▶ What you are asked to do: Copy every record word for word.

▶ Data entries:
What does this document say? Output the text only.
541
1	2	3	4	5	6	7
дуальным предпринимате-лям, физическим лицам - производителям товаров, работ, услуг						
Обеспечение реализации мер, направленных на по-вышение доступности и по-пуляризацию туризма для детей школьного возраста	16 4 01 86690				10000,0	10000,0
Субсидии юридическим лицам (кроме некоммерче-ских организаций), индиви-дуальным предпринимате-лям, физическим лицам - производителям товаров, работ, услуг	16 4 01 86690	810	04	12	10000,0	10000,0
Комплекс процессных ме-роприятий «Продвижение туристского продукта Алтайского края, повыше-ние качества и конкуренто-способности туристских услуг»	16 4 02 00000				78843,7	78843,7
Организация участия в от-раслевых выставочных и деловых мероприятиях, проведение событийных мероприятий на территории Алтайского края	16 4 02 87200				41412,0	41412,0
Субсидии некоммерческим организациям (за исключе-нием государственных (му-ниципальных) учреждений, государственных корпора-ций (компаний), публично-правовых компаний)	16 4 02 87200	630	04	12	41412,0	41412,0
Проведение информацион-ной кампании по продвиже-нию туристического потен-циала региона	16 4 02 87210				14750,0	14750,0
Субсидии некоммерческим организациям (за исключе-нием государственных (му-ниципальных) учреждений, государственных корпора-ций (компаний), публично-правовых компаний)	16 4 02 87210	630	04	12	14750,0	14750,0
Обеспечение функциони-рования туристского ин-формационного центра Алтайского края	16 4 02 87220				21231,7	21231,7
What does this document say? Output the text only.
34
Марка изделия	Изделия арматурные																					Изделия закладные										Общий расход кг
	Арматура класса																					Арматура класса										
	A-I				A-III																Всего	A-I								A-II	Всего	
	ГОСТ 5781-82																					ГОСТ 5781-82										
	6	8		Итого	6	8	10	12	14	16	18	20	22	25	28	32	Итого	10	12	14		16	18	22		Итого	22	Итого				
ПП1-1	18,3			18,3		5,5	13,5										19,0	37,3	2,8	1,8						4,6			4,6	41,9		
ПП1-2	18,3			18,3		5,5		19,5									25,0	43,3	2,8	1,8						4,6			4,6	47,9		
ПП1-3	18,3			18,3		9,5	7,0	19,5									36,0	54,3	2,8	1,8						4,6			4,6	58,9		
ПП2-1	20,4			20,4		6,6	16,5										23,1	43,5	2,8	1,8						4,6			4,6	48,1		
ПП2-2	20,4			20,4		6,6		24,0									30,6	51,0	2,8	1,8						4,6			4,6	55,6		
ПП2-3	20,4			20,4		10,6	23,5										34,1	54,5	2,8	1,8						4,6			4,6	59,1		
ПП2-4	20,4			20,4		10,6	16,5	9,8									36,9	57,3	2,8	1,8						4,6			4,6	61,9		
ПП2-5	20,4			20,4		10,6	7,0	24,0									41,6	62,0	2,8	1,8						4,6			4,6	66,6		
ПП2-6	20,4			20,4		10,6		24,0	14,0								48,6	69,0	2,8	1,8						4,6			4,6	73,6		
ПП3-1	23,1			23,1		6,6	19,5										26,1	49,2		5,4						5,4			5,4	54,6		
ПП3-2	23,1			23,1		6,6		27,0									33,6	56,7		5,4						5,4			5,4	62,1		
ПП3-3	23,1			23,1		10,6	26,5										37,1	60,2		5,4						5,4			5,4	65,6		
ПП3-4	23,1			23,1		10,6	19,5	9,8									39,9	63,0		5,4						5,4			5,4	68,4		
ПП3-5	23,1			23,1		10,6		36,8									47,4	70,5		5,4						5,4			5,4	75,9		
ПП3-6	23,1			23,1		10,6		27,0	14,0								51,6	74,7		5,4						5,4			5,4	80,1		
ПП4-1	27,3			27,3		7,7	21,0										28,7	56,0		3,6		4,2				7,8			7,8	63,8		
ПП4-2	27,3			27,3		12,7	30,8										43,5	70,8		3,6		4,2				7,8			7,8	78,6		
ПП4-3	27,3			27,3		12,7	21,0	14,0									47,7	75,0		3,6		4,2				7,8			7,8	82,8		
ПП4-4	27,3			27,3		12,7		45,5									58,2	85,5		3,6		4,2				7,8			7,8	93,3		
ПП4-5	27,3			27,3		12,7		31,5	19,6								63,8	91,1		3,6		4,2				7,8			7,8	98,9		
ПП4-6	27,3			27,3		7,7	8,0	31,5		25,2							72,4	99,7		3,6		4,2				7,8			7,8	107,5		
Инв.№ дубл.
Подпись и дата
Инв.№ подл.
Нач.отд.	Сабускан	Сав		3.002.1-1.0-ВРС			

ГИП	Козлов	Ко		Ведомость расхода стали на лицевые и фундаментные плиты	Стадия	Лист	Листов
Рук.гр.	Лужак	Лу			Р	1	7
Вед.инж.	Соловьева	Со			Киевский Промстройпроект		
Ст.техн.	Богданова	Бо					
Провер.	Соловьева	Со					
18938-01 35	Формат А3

▶ Response for this exercise:
What does this document say? Output the text only.
541
1	2	3	4	5	6	7
дуальным предпринимате-лям, физическим лицам - производителям товаров, работ, услуг						
Обеспечение реализации мер, направленных на по-вышение доступности и по-пуляризацию туризма для детей школьного возраста	16 4 01 86690				10000,0	10000,0
Субсидии юридическим лицам (кроме некоммерче-ских организаций), индиви-дуальным предпринимате-лям, физическим лицам - производителям товаров, работ, услуг	16 4 01 86690	810	04	12	10000,0	10000,0
Комплекс процессных ме-роприятий «Продвижение туристского продукта Алтайского края, повыше-ние качества и конкуренто-способности туристских услуг»	16 4 02 00000				78843,7	78843,7
Организация участия в от-раслевых выставочных и деловых мероприятиях, проведение событийных мероприятий на территории Алтайского края	16 4 02 87200				41412,0	41412,0
Субсидии некоммерческим организациям (за исключе-нием государственных (му-ниципальных) учреждений, государственных корпора-ций (компаний), публично-правовых компаний)	16 4 02 87200	630	04	12	41412,0	41412,0
Проведение информацион-ной кампании по продвиже-нию туристического потен-циала региона	16 4 02 87210				14750,0	14750,0
Субсидии некоммерческим организациям (за исключе-нием государственных (му-ниципальных) учреждений, государственных корпора-ций (компаний), публично-правовых компаний)	16 4 02 87210	630	04	12	14750,0	14750,0
Обеспечение функциони-рования туристского ин-формационного центра Алтайского края	16 4 02 87220				21231,7	21231,7
What does this document say? Output the text only.
34
Марка изделия	Изделия арматурные																					Изделия закладные										Общий расход кг
	Арматура класса																					Арматура класса										
	A-I				A-III																Всего	A-I								A-II	Всего	
	ГОСТ 5781-82																					ГОСТ 5781-82										
	6	8		Итого	6	8	10	12	14	16	18	20	22	25	28	32	Итого	10	12	14		16	18	22		Итого	22	Итого				
ПП1-1	18,3			18,3		5,5	13,5										19,0	37,3	2,8	1,8						4,6			4,6	41,9		
ПП1-2	18,3			18,3		5,5		19,5									25,0	43,3	2,8	1,8						4,6			4,6	47,9		
ПП1-3	18,3			18,3		9,5	7,0	19,5									36,0	54,3	2,8	1,8						4,6			4,6	58,9		
ПП2-1	20,4			20,4		6,6	16,5										23,1	43,5	2,8	1,8						4,6			4,6	48,1		
ПП2-2	20,4			20,4		6,6		24,0									30,6	51,0	2,8	1,8						4,6			4,6	55,6		
ПП2-3	20,4			20,4		10,6	23,5										34,1	54,5	2,8	1,8						4,6			4,6	59,1		
ПП2-4	20,4			20,4		10,6	16,5	9,8									36,9	57,3	2,8	1,8						4,6			4,6	61,9		
ПП2-5	20,4			20,4		10,6	7,0	24,0									41,6	62,0	2,8	1,8						4,6			4,6	66,6		
ПП2-6	20,4			20,4		10,6		24,0	14,0								48,6	69,0	2,8	1,8						4,6			4,6	73,6		
ПП3-1	23,1			23,1		6,6	19,5										26,1	49,2		5,4						5,4			5,4	54,6		
ПП3-2	23,1			23,1		6,6		27,0									33,6	56,7		5,4						5,4			5,4	62,1		
ПП3-3	23,1			23,1		10,6	26,5										37,1	60,2		5,4						5,4			5,4	65,6		
ПП3-4	23,1			23,1		10,6	19,5	9,8									39,9	63,0		5,4						5,4			5,4	68,4		
ПП3-5	23,1			23,1		10,6		36,8									47,4	70,5		5,4						5,4			5,4	75,9		
ПП3-6	23,1			23,1		10,6		27,0	14,0								51,6	74,7		5,4						5,4			5,4	80,1		
ПП4-1	27,3			27,3		7,7	21,0										28,7	56,0		3,6		4,2				7,8			7,8	63,8		
ПП4-2	27,3			27,3		12,7	30,8										43,5	70,8		3,6		4,2				7,8			7,8	78,6		
ПП4-3	27,3			27,3		12,7	21,0	14,0									47,7	75,0		3,6		4,2				7,8			7,8	82,8		
ПП4-4	27,3			27,3		12,7		45,5									58,2	85,5		3,6		4,2				7,8			7,8	93,3		
ПП4-5	27,3			27,3		12,7		31,5	19,6								63,8	91,1		3,6		4,2				7,8			7,8	98,9		
ПП4-6	27,3			27,3		7,7	8,0	31,5		25,2							72,4	99,7		3,6		4,2				7,8			7,8	107,5		
Инв.№ дубл.
Подпись и дата
Инв.№ подл.
Нач.отд.	Сабускан	Сав		3.002.1-1.0-ВРС			

ГИП	Козлов	Ко		Ведомость расхода стали на лицевые и фундаментные плиты	Стадия	Лист	Листов
Рук.гр.	Лужак	Лу			Р	1	7
Вед.инж.	Соловьева	Со			Киевский Промстройпроект		
Ст.техн.	Богданова	Бо					
Провер.	Соловьева	Со					
18938-01 35	Формат А3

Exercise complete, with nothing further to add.